## REQUEST
The records that follow must be repeated verbatim, every one of them.

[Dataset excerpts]
· · · · ·
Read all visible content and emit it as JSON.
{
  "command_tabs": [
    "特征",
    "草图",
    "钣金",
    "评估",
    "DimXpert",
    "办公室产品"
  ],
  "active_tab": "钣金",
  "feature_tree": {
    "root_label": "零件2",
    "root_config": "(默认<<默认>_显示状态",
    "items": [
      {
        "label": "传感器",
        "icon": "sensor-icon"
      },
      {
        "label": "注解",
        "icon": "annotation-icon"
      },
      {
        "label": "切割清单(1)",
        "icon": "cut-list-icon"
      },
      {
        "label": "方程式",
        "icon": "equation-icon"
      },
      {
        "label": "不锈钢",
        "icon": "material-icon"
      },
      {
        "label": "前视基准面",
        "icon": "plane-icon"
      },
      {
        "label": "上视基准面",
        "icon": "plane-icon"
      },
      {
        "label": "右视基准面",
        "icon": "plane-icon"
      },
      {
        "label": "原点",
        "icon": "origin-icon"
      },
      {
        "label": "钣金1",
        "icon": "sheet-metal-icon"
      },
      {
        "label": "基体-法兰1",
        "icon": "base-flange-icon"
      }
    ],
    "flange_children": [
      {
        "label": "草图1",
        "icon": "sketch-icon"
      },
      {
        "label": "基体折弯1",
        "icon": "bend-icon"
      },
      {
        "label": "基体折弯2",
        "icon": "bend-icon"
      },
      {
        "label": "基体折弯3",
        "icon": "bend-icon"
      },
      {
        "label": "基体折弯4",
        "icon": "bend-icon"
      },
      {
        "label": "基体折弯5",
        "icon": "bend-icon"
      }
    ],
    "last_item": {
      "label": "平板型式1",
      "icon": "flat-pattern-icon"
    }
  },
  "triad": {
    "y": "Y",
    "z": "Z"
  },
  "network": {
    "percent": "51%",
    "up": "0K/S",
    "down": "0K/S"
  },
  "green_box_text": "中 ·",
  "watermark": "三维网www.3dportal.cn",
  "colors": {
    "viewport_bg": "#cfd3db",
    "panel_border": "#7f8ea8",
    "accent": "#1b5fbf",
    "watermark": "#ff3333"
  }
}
· · · · ·
## FULL ANSWER
Read all visible content and emit it as JSON.
{
  "command_tabs": [
    "特征",
    "草图",
    "钣金",
    "评估",
    "DimXpert",
    "办公室产品"
  ],
  "active_tab": "钣金",
  "feature_tree": {
    "root_label": "零件2",
    "root_config": "(默认<<默认>_显示状态",
    "items": [
      {
        "label": "传感器",
        "icon": "sensor-icon"
      },
      {
        "label": "注解",
        "icon": "annotation-icon"
      },
      {
        "label": "切割清单(1)",
        "icon": "cut-list-icon"
      },
      {
        "label": "方程式",
        "icon": "equation-icon"
      },
      {
        "label": "不锈钢",
        "icon": "material-icon"
      },
      {
        "label": "前视基准面",
        "icon": "plane-icon"
      },
      {
        "label": "上视基准面",
        "icon": "plane-icon"
      },
      {
        "label": "右视基准面",
        "icon": "plane-icon"
      },
      {
        "label": "原点",
        "icon": "origin-icon"
      },
      {
        "label": "钣金1",
        "icon": "sheet-metal-icon"
      },
      {
        "label": "基体-法兰1",
        "icon": "base-flange-icon"
      }
    ],
    "flange_children": [
      {
        "label": "草图1",
        "icon": "sketch-icon"
      },
      {
        "label": "基体折弯1",
        "icon": "bend-icon"
      },
      {
        "label": "基体折弯2",
        "icon": "bend-icon"
      },
      {
        "label": "基体折弯3",
        "icon": "bend-icon"
      },
      {
        "label": "基体折弯4",
        "icon": "bend-icon"
      },
      {
        "label": "基体折弯5",
        "icon": "bend-icon"
      }
    ],
    "last_item": {
      "label": "平板型式1",
      "icon": "flat-pattern-icon"
    }
  },
  "triad": {
    "y": "Y",
    "z": "Z"
  },
  "network": {
    "percent": "51%",
    "up": "0K/S",
    "down": "0K/S"
  },
  "green_box_text": "中 ·",
  "watermark": "三维网www.3dportal.cn",
  "colors": {
    "viewport_bg": "#cfd3db",
    "panel_border": "#7f8ea8",
    "accent": "#1b5fbf",
    "watermark": "#ff3333"
  }
}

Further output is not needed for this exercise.